Quote all entries exactly, leaving pictures aside.

^^^^^^^^^^^^^^^^

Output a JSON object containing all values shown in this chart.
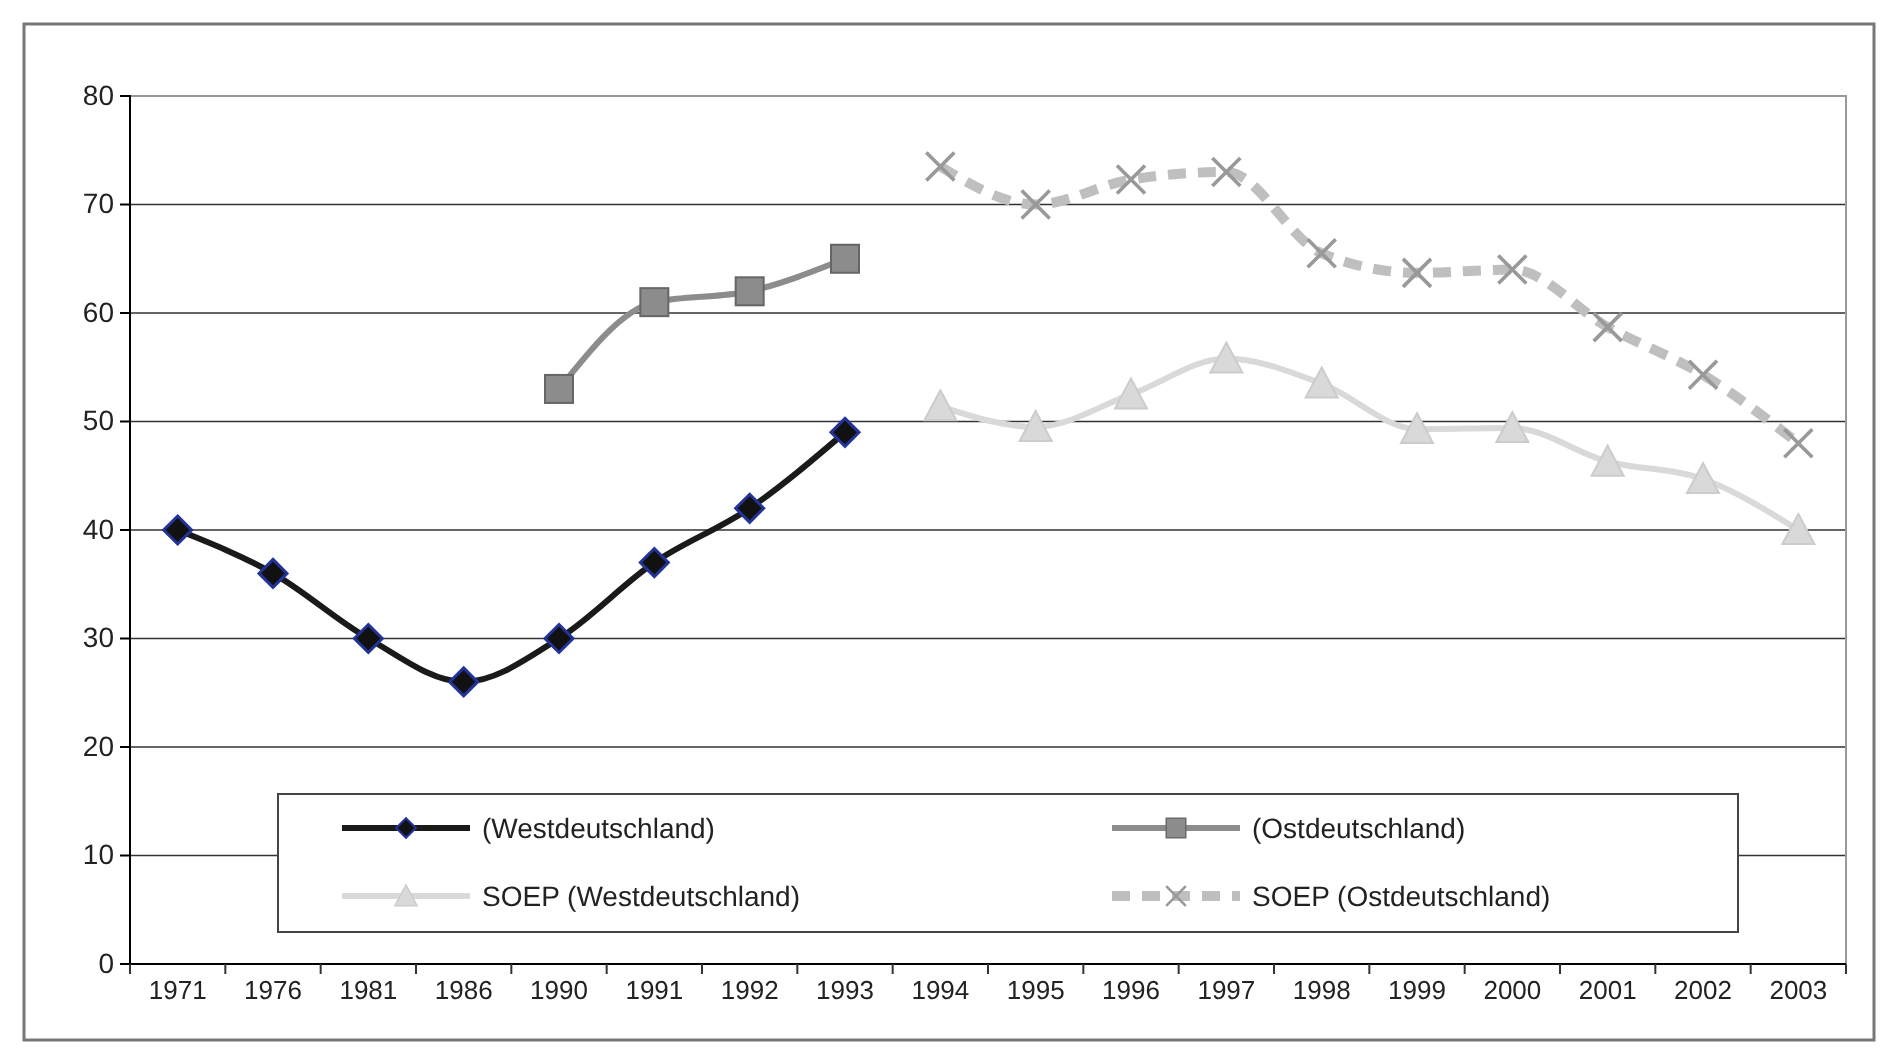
{
  "chart_data": {
    "type": "line",
    "categories": [
      "1971",
      "1976",
      "1981",
      "1986",
      "1990",
      "1991",
      "1992",
      "1993",
      "1994",
      "1995",
      "1996",
      "1997",
      "1998",
      "1999",
      "2000",
      "2001",
      "2002",
      "2003"
    ],
    "series": [
      {
        "name": "(Westdeutschland)",
        "color": "#1a1a1a",
        "marker": "diamond",
        "line_style": "solid",
        "values": [
          40,
          36,
          30,
          26,
          30,
          37,
          42,
          49,
          null,
          null,
          null,
          null,
          null,
          null,
          null,
          null,
          null,
          null
        ]
      },
      {
        "name": "(Ostdeutschland)",
        "color": "#8c8c8c",
        "marker": "square",
        "line_style": "solid",
        "values": [
          null,
          null,
          null,
          null,
          53,
          61,
          62,
          65,
          null,
          null,
          null,
          null,
          null,
          null,
          null,
          null,
          null,
          null
        ]
      },
      {
        "name": "SOEP (Westdeutschland)",
        "color": "#d9d9d9",
        "marker": "triangle",
        "line_style": "solid",
        "values": [
          null,
          null,
          null,
          null,
          null,
          null,
          null,
          null,
          51.4,
          49.5,
          52.5,
          55.8,
          53.5,
          49.3,
          49.4,
          46.3,
          44.7,
          40
        ]
      },
      {
        "name": "SOEP (Ostdeutschland)",
        "color": "#bfbfbf",
        "marker": "cross",
        "line_style": "dashed",
        "values": [
          null,
          null,
          null,
          null,
          null,
          null,
          null,
          null,
          73.5,
          70,
          72.3,
          73,
          65.5,
          63.7,
          64,
          58.7,
          54.3,
          48
        ]
      }
    ],
    "ylim": [
      0,
      80
    ],
    "yticks": [
      0,
      10,
      20,
      30,
      40,
      50,
      60,
      70,
      80
    ],
    "grid": "y",
    "legend": "bottom"
  }
}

^^^^^^^^^^^^^^^^

• [Solution for this task]
Output a JSON object containing all values shown in this chart.
{
  "chart_data": {
    "type": "line",
    "categories": [
      "1971",
      "1976",
      "1981",
      "1986",
      "1990",
      "1991",
      "1992",
      "1993",
      "1994",
      "1995",
      "1996",
      "1997",
      "1998",
      "1999",
      "2000",
      "2001",
      "2002",
      "2003"
    ],
    "series": [
      {
        "name": "(Westdeutschland)",
        "color": "#1a1a1a",
        "marker": "diamond",
        "line_style": "solid",
        "values": [
          40,
          36,
          30,
          26,
          30,
          37,
          42,
          49,
          null,
          null,
          null,
          null,
          null,
          null,
          null,
          null,
          null,
          null
        ]
      },
      {
        "name": "(Ostdeutschland)",
        "color": "#8c8c8c",
        "marker": "square",
        "line_style": "solid",
        "values": [
          null,
          null,
          null,
          null,
          53,
          61,
          62,
          65,
          null,
          null,
          null,
          null,
          null,
          null,
          null,
          null,
          null,
          null
        ]
      },
      {
        "name": "SOEP (Westdeutschland)",
        "color": "#d9d9d9",
        "marker": "triangle",
        "line_style": "solid",
        "values": [
          null,
          null,
          null,
          null,
          null,
          null,
          null,
          null,
          51.4,
          49.5,
          52.5,
          55.8,
          53.5,
          49.3,
          49.4,
          46.3,
          44.7,
          40
        ]
      },
      {
        "name": "SOEP (Ostdeutschland)",
        "color": "#bfbfbf",
        "marker": "cross",
        "line_style": "dashed",
        "values": [
          null,
          null,
          null,
          null,
          null,
          null,
          null,
          null,
          73.5,
          70,
          72.3,
          73,
          65.5,
          63.7,
          64,
          58.7,
          54.3,
          48
        ]
      }
    ],
    "ylim": [
      0,
      80
    ],
    "yticks": [
      0,
      10,
      20,
      30,
      40,
      50,
      60,
      70,
      80
    ],
    "grid": "y",
    "legend": "bottom"
  }
}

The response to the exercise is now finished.